▶ Given task
In the entries below, count every line with the string "name". State the count and nothing else.

--- begin Supplied information ---

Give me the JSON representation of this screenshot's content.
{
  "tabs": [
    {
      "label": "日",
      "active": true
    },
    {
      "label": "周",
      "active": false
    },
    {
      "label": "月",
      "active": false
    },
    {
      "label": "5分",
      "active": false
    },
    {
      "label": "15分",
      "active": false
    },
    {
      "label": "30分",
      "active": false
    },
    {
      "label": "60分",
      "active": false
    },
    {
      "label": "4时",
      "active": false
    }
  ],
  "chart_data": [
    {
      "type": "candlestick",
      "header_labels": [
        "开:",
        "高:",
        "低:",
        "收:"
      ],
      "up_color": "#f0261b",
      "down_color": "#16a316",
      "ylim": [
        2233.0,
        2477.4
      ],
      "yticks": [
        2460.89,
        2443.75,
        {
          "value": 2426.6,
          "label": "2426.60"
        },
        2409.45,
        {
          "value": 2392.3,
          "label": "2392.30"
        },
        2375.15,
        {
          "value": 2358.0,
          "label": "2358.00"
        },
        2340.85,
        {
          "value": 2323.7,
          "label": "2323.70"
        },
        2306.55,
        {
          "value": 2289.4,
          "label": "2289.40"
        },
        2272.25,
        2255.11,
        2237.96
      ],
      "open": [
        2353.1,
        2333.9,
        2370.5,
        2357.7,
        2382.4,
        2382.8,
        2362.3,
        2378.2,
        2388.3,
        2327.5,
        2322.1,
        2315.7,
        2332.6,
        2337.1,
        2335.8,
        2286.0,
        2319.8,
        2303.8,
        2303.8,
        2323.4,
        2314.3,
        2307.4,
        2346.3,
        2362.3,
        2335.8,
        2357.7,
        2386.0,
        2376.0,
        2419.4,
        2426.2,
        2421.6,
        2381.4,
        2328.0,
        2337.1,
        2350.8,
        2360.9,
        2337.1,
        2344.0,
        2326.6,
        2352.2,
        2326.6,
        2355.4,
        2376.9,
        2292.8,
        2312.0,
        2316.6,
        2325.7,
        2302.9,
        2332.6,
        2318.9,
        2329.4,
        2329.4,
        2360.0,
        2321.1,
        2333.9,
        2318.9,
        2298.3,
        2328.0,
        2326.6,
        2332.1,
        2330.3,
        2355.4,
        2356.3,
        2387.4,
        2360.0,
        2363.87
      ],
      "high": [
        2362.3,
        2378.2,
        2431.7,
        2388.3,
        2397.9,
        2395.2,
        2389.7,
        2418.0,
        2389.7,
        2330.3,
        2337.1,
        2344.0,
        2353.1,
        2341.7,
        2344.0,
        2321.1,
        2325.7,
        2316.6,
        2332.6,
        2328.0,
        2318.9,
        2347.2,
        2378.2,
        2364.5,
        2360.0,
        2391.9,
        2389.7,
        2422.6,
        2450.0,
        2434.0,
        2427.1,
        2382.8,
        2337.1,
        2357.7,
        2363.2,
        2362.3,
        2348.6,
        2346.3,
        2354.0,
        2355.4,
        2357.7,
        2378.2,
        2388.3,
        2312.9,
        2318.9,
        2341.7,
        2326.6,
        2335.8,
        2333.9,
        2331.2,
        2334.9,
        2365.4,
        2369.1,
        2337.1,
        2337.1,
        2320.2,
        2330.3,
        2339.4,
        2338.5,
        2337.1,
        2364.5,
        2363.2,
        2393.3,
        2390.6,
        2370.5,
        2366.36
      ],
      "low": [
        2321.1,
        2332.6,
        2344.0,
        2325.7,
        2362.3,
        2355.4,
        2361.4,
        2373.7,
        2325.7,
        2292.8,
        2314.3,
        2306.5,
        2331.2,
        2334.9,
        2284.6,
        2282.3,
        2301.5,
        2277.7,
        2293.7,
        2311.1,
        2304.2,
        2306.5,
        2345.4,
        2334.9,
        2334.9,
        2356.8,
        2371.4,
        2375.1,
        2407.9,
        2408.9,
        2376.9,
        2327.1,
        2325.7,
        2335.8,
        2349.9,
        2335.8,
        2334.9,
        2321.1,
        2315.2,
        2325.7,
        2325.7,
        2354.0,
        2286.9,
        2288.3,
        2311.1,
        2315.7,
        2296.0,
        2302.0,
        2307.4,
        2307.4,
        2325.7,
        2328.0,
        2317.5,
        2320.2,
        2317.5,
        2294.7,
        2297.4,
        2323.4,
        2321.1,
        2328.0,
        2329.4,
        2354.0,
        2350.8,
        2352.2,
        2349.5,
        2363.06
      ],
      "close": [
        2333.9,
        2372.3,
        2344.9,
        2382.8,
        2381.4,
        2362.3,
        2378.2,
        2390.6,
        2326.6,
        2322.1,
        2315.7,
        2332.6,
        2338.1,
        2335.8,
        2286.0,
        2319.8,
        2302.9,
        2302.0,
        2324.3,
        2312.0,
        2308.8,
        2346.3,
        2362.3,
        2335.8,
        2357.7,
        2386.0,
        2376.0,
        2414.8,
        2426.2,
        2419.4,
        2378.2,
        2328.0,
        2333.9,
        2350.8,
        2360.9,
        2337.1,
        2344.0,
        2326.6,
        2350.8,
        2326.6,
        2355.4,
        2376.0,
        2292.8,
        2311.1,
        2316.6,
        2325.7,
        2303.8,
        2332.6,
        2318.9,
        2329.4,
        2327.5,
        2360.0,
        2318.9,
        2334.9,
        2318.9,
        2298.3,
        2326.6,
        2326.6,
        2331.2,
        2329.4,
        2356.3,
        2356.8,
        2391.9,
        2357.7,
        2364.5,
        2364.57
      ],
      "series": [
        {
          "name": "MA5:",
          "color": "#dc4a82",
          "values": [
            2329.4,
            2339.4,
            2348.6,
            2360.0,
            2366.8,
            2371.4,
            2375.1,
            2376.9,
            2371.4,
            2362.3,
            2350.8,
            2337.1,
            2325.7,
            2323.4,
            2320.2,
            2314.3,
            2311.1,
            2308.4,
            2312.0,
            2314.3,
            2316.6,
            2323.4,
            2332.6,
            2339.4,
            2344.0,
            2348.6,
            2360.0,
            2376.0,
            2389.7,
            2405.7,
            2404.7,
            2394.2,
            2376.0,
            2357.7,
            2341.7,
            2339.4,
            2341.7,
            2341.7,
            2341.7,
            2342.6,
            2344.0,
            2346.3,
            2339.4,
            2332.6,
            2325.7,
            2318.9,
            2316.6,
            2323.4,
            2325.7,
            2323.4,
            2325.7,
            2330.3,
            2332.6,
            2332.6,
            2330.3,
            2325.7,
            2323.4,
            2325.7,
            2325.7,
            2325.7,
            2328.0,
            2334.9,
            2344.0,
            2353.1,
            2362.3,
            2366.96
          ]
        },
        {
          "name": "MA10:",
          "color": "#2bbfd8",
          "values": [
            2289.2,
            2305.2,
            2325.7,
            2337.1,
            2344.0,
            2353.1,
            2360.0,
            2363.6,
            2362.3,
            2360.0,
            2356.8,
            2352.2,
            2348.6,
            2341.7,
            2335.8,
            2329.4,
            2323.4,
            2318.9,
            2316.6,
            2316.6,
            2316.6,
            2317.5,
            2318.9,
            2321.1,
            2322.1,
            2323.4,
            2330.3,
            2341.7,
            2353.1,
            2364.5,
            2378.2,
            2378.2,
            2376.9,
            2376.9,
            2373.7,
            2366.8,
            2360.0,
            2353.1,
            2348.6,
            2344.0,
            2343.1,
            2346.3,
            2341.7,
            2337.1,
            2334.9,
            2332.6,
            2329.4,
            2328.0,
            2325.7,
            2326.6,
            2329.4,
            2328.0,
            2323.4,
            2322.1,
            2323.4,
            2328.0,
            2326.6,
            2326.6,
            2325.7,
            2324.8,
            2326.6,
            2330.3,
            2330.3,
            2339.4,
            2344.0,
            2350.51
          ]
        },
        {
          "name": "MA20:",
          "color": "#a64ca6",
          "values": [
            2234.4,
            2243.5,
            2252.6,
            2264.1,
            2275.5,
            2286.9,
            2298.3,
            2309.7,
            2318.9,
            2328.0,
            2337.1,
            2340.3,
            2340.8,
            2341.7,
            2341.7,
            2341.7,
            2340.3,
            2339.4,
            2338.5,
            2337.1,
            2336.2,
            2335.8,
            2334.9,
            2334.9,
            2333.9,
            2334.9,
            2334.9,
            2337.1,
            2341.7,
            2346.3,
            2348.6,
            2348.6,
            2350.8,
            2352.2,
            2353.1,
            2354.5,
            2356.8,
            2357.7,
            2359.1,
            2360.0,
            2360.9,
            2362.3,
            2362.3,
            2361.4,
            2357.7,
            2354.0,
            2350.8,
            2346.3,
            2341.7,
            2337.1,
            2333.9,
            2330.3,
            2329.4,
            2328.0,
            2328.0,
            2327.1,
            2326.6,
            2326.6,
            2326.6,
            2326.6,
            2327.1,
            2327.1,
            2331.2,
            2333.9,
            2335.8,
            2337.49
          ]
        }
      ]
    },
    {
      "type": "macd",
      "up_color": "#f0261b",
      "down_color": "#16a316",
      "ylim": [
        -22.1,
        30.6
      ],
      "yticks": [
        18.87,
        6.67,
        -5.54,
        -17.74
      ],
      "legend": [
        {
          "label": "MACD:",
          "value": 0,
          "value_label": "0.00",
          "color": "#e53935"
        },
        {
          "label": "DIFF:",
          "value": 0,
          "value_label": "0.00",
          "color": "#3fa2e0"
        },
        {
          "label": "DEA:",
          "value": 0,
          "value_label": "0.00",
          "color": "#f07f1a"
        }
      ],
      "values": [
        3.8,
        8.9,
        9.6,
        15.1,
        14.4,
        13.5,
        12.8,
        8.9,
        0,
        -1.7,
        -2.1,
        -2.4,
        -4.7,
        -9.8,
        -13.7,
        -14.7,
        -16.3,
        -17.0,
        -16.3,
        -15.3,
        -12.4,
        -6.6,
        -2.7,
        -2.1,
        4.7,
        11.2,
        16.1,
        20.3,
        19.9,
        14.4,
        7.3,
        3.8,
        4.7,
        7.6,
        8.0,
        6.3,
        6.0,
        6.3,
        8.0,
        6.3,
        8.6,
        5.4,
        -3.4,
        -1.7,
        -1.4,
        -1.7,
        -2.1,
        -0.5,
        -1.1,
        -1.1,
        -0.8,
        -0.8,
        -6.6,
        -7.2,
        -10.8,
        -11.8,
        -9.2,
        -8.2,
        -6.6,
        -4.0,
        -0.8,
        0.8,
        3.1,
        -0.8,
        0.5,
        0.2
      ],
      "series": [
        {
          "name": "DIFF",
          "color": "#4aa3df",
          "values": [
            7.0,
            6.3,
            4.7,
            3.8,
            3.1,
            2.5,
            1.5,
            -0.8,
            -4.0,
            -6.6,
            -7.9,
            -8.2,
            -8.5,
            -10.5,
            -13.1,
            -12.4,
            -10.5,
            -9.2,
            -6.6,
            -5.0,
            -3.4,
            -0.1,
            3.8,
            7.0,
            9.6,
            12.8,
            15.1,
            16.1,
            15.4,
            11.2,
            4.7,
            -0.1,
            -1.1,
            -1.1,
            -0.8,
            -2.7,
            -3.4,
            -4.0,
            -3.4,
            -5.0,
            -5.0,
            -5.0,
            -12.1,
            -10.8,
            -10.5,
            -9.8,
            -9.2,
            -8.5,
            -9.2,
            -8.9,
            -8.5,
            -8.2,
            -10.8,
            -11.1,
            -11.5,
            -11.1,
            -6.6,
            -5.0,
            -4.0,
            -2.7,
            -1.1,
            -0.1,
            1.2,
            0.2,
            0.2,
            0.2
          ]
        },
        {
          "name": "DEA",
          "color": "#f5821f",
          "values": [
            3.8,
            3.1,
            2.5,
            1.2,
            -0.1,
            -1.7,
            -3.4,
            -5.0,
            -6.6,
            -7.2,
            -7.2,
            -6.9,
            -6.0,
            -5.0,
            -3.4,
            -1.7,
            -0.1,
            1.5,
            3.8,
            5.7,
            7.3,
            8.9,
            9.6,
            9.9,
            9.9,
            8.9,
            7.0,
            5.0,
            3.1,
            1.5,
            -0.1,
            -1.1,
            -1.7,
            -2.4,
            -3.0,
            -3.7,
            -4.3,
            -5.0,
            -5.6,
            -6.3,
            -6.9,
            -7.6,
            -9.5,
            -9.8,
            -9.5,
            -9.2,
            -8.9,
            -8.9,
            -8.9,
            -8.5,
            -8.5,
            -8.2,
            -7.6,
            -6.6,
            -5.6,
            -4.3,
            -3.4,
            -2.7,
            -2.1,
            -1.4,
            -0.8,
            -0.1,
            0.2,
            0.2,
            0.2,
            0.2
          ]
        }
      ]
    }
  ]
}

--- end Supplied information ---

▶ Task output
5